## begin DATASET ROWS

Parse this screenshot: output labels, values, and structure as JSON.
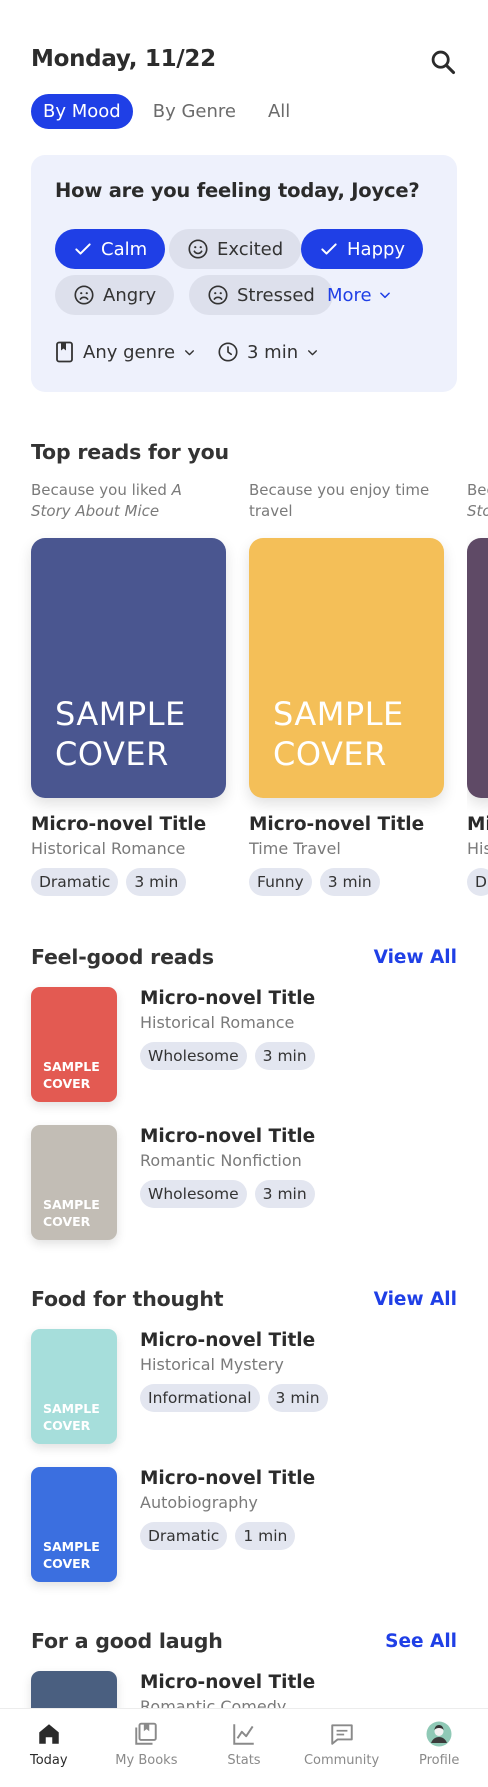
{
  "header": {
    "date": "Monday, 11/22"
  },
  "tabs": [
    {
      "label": "By Mood",
      "active": true
    },
    {
      "label": "By Genre",
      "active": false
    },
    {
      "label": "All",
      "active": false
    }
  ],
  "mood": {
    "question": "How are you feeling today, Joyce?",
    "chips": [
      {
        "label": "Calm",
        "selected": true,
        "icon": "check-icon"
      },
      {
        "label": "Excited",
        "selected": false,
        "icon": "smile-icon"
      },
      {
        "label": "Happy",
        "selected": true,
        "icon": "check-icon"
      },
      {
        "label": "Angry",
        "selected": false,
        "icon": "frown-icon"
      },
      {
        "label": "Stressed",
        "selected": false,
        "icon": "frown-icon"
      }
    ],
    "more_label": "More",
    "genre_filter": "Any genre",
    "time_filter": "3 min"
  },
  "top_reads": {
    "title": "Top reads for you",
    "items": [
      {
        "because_prefix": "Because you liked ",
        "because_em": "A Story About Mice",
        "cover_text": "SAMPLE COVER",
        "cover_color": "#4a5690",
        "title": "Micro-novel Title",
        "genre": "Historical Romance",
        "tags": [
          "Dramatic",
          "3 min"
        ]
      },
      {
        "because_prefix": "Because you enjoy time travel",
        "because_em": "",
        "cover_text": "SAMPLE COVER",
        "cover_color": "#f4bf58",
        "title": "Micro-novel Title",
        "genre": "Time Travel",
        "tags": [
          "Funny",
          "3 min"
        ]
      },
      {
        "because_prefix": "Bec",
        "because_em": "Sto",
        "cover_text": "",
        "cover_color": "#5f4a66",
        "title": "Mi",
        "genre": "His",
        "tags": [
          "D"
        ]
      }
    ]
  },
  "feel_good": {
    "title": "Feel-good reads",
    "link": "View All",
    "items": [
      {
        "cover_text": "SAMPLE COVER",
        "cover_color": "#e35a52",
        "title": "Micro-novel Title",
        "genre": "Historical Romance",
        "tags": [
          "Wholesome",
          "3 min"
        ]
      },
      {
        "cover_text": "SAMPLE COVER",
        "cover_color": "#c2bdb5",
        "title": "Micro-novel Title",
        "genre": "Romantic Nonfiction",
        "tags": [
          "Wholesome",
          "3 min"
        ]
      }
    ]
  },
  "food_thought": {
    "title": "Food for thought",
    "link": "View All",
    "items": [
      {
        "cover_text": "SAMPLE COVER",
        "cover_color": "#a6dedb",
        "title": "Micro-novel Title",
        "genre": "Historical Mystery",
        "tags": [
          "Informational",
          "3 min"
        ]
      },
      {
        "cover_text": "SAMPLE COVER",
        "cover_color": "#3b6fe0",
        "title": "Micro-novel Title",
        "genre": "Autobiography",
        "tags": [
          "Dramatic",
          "1 min"
        ]
      }
    ]
  },
  "good_laugh": {
    "title": "For a good laugh",
    "link": "See All",
    "items": [
      {
        "cover_color": "#4a5f80",
        "title": "Micro-novel Title",
        "genre": "Romantic Comedy"
      }
    ]
  },
  "nav": [
    {
      "label": "Today",
      "icon": "home-icon",
      "active": true
    },
    {
      "label": "My Books",
      "icon": "books-icon",
      "active": false
    },
    {
      "label": "Stats",
      "icon": "chart-icon",
      "active": false
    },
    {
      "label": "Community",
      "icon": "chat-icon",
      "active": false
    },
    {
      "label": "Profile",
      "icon": "avatar-icon",
      "active": false
    }
  ]
}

## end DATASET ROWS

* EXERCISE AIM:
Reproduce all of the material exactly, apart from the pictures.

* RESULT FOR THIS TASK:
Parse this screenshot: output labels, values, and structure as JSON.
{
  "header": {
    "date": "Monday, 11/22"
  },
  "tabs": [
    {
      "label": "By Mood",
      "active": true
    },
    {
      "label": "By Genre",
      "active": false
    },
    {
      "label": "All",
      "active": false
    }
  ],
  "mood": {
    "question": "How are you feeling today, Joyce?",
    "chips": [
      {
        "label": "Calm",
        "selected": true,
        "icon": "check-icon"
      },
      {
        "label": "Excited",
        "selected": false,
        "icon": "smile-icon"
      },
      {
        "label": "Happy",
        "selected": true,
        "icon": "check-icon"
      },
      {
        "label": "Angry",
        "selected": false,
        "icon": "frown-icon"
      },
      {
        "label": "Stressed",
        "selected": false,
        "icon": "frown-icon"
      }
    ],
    "more_label": "More",
    "genre_filter": "Any genre",
    "time_filter": "3 min"
  },
  "top_reads": {
    "title": "Top reads for you",
    "items": [
      {
        "because_prefix": "Because you liked ",
        "because_em": "A Story About Mice",
        "cover_text": "SAMPLE COVER",
        "cover_color": "#4a5690",
        "title": "Micro-novel Title",
        "genre": "Historical Romance",
        "tags": [
          "Dramatic",
          "3 min"
        ]
      },
      {
        "because_prefix": "Because you enjoy time travel",
        "because_em": "",
        "cover_text": "SAMPLE COVER",
        "cover_color": "#f4bf58",
        "title": "Micro-novel Title",
        "genre": "Time Travel",
        "tags": [
          "Funny",
          "3 min"
        ]
      },
      {
        "because_prefix": "Bec",
        "because_em": "Sto",
        "cover_text": "",
        "cover_color": "#5f4a66",
        "title": "Mi",
        "genre": "His",
        "tags": [
          "D"
        ]
      }
    ]
  },
  "feel_good": {
    "title": "Feel-good reads",
    "link": "View All",
    "items": [
      {
        "cover_text": "SAMPLE COVER",
        "cover_color": "#e35a52",
        "title": "Micro-novel Title",
        "genre": "Historical Romance",
        "tags": [
          "Wholesome",
          "3 min"
        ]
      },
      {
        "cover_text": "SAMPLE COVER",
        "cover_color": "#c2bdb5",
        "title": "Micro-novel Title",
        "genre": "Romantic Nonfiction",
        "tags": [
          "Wholesome",
          "3 min"
        ]
      }
    ]
  },
  "food_thought": {
    "title": "Food for thought",
    "link": "View All",
    "items": [
      {
        "cover_text": "SAMPLE COVER",
        "cover_color": "#a6dedb",
        "title": "Micro-novel Title",
        "genre": "Historical Mystery",
        "tags": [
          "Informational",
          "3 min"
        ]
      },
      {
        "cover_text": "SAMPLE COVER",
        "cover_color": "#3b6fe0",
        "title": "Micro-novel Title",
        "genre": "Autobiography",
        "tags": [
          "Dramatic",
          "1 min"
        ]
      }
    ]
  },
  "good_laugh": {
    "title": "For a good laugh",
    "link": "See All",
    "items": [
      {
        "cover_color": "#4a5f80",
        "title": "Micro-novel Title",
        "genre": "Romantic Comedy"
      }
    ]
  },
  "nav": [
    {
      "label": "Today",
      "icon": "home-icon",
      "active": true
    },
    {
      "label": "My Books",
      "icon": "books-icon",
      "active": false
    },
    {
      "label": "Stats",
      "icon": "chart-icon",
      "active": false
    },
    {
      "label": "Community",
      "icon": "chat-icon",
      "active": false
    },
    {
      "label": "Profile",
      "icon": "avatar-icon",
      "active": false
    }
  ]
}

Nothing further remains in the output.